▸ **Directions**: Keep only the lines of the listing that include the word "водоснабжения", and copy them.

▸ **Material provided**:
* begin *

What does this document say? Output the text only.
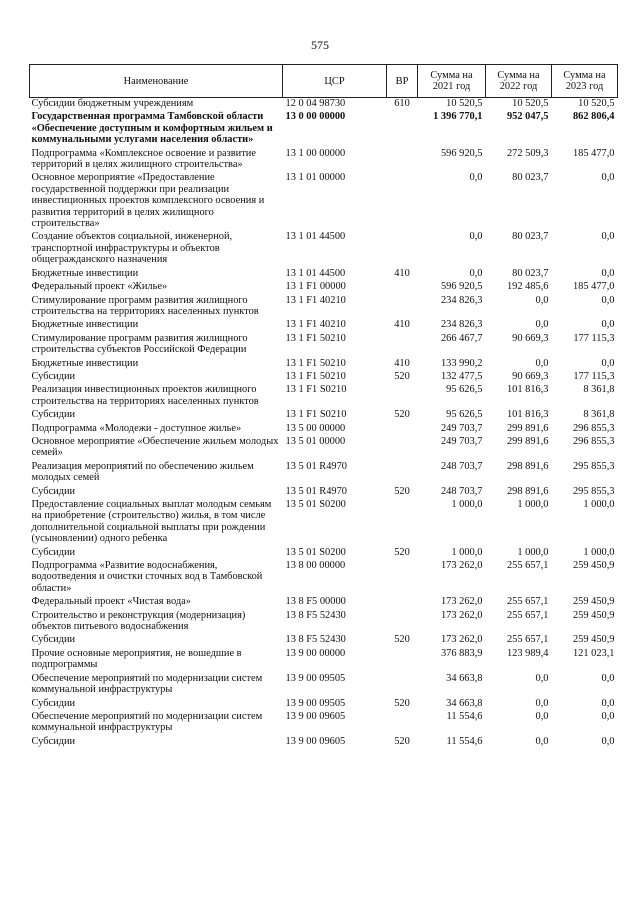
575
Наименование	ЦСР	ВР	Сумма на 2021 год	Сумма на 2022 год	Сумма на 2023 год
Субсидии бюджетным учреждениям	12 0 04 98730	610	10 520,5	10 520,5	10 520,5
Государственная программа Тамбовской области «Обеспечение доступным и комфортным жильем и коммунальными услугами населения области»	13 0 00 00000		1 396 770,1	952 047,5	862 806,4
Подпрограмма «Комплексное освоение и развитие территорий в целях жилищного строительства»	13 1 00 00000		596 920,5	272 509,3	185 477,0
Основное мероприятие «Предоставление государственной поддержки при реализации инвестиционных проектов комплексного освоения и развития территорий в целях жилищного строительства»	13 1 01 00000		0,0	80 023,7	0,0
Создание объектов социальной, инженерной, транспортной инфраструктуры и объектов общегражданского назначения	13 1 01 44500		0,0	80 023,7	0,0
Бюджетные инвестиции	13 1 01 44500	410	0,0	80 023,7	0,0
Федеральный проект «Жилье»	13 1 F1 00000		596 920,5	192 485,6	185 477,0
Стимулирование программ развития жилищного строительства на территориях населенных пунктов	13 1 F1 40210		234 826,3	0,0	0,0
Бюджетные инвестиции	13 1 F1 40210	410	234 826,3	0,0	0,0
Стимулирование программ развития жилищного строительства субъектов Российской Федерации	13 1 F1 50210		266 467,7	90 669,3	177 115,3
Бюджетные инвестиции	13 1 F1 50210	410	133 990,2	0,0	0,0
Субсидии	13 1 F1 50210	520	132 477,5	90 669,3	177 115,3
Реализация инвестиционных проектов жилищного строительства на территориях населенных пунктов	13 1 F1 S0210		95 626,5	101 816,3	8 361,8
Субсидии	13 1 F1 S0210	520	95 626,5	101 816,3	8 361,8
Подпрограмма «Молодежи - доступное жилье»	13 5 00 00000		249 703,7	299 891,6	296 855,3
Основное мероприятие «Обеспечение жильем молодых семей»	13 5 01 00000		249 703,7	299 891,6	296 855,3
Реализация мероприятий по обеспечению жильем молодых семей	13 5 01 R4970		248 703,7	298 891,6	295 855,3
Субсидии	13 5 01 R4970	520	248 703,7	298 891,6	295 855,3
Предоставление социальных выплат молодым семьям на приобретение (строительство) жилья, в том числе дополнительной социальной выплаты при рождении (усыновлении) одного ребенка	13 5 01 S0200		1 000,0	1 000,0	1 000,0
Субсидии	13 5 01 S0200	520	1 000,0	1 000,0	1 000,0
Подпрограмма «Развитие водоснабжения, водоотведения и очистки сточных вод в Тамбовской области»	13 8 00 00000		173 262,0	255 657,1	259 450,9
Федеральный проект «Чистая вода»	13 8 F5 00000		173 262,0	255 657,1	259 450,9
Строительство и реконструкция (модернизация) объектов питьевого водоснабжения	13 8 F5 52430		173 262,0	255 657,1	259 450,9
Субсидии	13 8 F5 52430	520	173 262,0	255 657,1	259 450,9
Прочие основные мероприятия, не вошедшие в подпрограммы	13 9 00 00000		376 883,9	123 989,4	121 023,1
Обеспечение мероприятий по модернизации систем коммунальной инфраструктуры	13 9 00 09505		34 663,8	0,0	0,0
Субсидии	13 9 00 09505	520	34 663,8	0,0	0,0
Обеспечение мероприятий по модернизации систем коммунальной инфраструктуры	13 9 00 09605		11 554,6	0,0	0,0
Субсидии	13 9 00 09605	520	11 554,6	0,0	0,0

* end *
* begin *

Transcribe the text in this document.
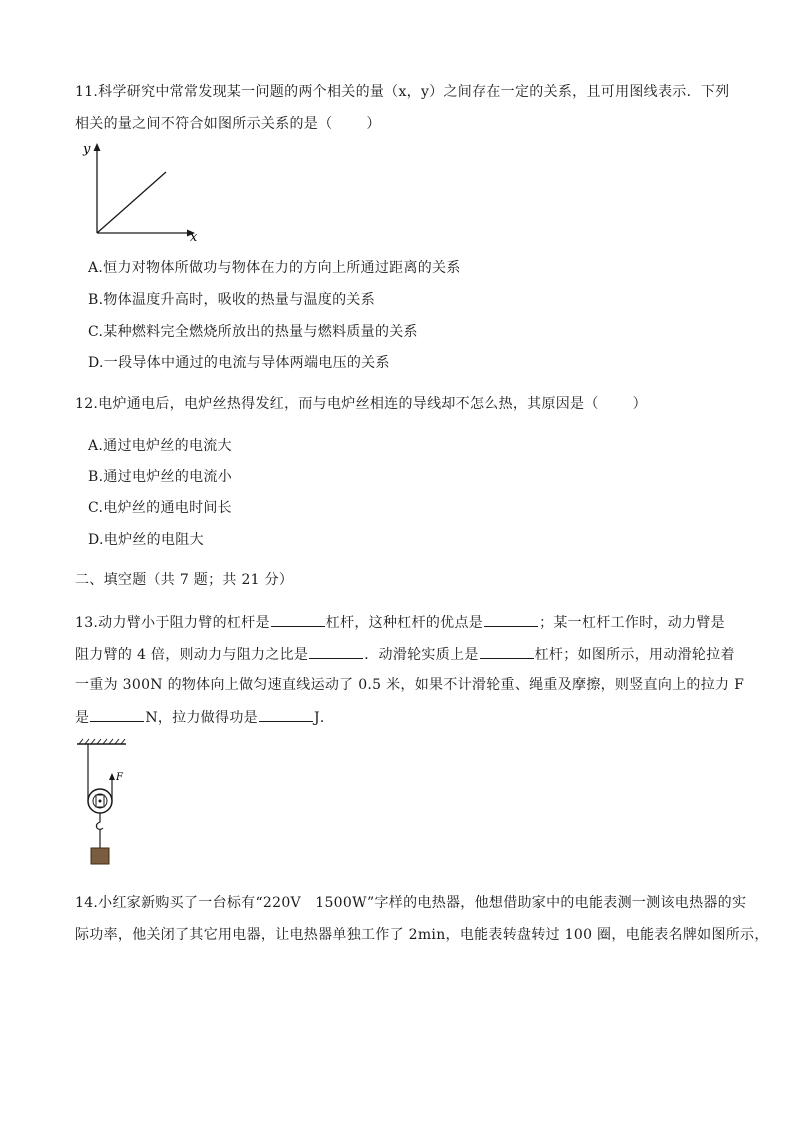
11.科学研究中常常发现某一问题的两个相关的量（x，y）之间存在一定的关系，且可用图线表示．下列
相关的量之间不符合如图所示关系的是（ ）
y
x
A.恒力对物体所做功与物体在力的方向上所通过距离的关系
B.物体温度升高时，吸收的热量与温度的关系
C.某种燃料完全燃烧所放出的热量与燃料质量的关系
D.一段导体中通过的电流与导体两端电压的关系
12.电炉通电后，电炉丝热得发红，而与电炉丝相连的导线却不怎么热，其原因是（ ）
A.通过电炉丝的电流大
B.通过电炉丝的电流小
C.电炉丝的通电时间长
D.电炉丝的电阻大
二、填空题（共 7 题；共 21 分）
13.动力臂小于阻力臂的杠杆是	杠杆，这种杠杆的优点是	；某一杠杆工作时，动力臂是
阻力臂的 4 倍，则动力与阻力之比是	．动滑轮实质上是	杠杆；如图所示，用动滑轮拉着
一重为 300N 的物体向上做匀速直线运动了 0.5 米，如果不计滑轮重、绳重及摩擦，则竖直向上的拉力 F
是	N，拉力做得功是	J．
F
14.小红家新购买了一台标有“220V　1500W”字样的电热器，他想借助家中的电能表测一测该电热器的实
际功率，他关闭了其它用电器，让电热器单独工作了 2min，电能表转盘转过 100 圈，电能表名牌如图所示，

* end *
* begin *

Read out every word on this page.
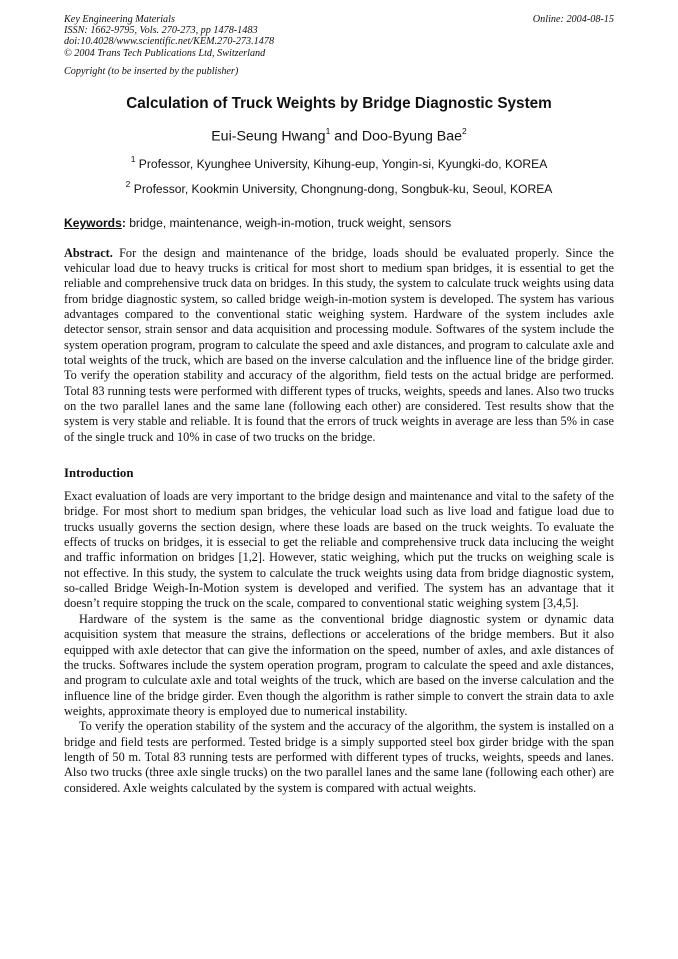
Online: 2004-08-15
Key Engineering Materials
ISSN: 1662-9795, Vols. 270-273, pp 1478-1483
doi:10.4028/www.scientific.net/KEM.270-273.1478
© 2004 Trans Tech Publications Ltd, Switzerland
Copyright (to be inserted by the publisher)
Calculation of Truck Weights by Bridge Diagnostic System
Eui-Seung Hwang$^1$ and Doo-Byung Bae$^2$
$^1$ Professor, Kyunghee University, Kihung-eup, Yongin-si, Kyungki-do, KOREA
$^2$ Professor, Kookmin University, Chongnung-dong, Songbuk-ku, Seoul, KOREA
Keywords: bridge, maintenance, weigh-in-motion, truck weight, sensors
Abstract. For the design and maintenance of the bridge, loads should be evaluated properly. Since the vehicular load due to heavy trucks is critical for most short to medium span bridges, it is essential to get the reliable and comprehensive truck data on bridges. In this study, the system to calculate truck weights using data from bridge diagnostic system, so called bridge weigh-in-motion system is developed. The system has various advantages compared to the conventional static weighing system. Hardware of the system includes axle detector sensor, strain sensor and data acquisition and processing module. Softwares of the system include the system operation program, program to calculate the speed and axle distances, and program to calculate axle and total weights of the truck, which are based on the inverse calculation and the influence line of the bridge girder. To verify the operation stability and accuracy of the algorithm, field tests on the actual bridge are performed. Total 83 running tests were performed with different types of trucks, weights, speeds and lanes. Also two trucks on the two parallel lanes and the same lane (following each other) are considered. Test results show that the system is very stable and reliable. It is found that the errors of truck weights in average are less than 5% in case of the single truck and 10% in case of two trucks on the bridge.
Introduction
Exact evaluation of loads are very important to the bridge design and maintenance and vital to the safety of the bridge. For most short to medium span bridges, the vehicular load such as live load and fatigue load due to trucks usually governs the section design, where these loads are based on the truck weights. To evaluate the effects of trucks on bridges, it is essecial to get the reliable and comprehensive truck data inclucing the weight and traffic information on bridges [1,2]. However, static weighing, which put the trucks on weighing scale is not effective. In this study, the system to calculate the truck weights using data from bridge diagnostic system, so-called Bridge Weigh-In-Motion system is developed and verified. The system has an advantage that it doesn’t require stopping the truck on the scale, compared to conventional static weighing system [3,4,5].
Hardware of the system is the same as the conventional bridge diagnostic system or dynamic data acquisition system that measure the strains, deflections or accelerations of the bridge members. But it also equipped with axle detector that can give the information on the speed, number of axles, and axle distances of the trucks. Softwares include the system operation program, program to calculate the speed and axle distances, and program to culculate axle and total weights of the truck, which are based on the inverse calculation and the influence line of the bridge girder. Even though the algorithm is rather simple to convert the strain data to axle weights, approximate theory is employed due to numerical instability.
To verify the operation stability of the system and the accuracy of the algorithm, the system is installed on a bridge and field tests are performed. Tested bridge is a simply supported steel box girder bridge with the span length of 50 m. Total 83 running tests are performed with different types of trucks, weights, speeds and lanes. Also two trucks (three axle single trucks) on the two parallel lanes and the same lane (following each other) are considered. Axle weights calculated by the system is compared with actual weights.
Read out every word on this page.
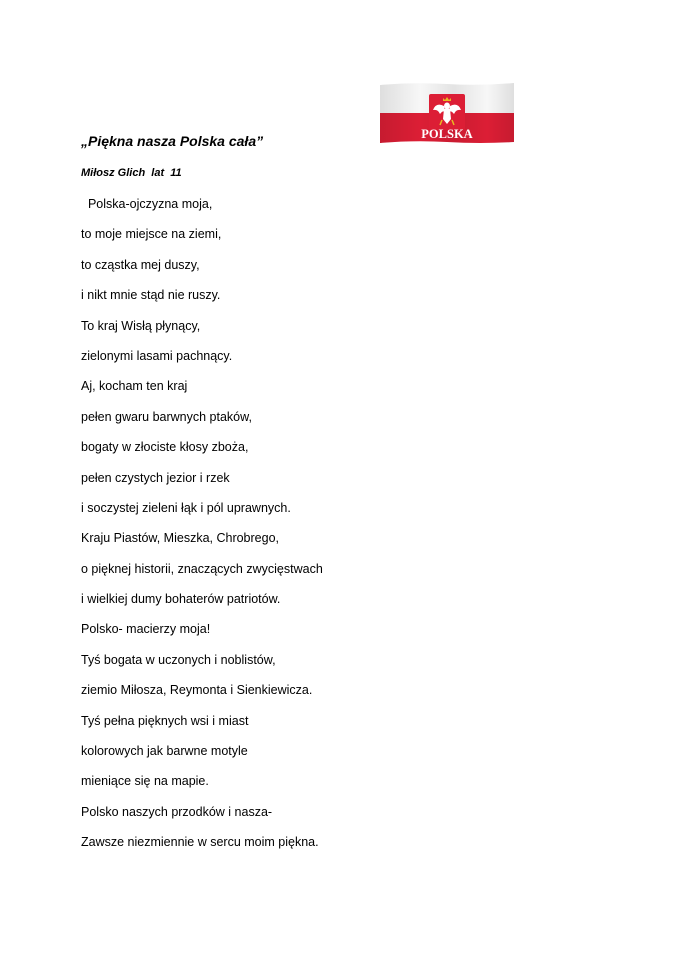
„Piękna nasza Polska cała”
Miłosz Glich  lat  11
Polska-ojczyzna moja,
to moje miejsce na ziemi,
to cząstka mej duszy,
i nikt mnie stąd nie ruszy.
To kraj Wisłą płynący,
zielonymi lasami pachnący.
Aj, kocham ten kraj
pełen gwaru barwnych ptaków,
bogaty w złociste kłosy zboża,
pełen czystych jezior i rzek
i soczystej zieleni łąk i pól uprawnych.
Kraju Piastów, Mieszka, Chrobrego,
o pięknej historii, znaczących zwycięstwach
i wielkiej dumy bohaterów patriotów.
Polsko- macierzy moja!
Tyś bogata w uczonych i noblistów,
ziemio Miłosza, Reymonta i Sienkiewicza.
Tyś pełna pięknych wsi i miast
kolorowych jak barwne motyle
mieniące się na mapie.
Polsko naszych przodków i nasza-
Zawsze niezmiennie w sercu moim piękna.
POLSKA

* end *

▸ **Answer to the problem**:
Подпрограмма «Развитие водоснабжения, водоотведения и очистки сточных вод в Тамбовской области»	13 8 00 00000		173 262,0	255 657,1	259 450,9
Строительство и реконструкция (модернизация) объектов питьевого водоснабжения	13 8 F5 52430		173 262,0	255 657,1	259 450,9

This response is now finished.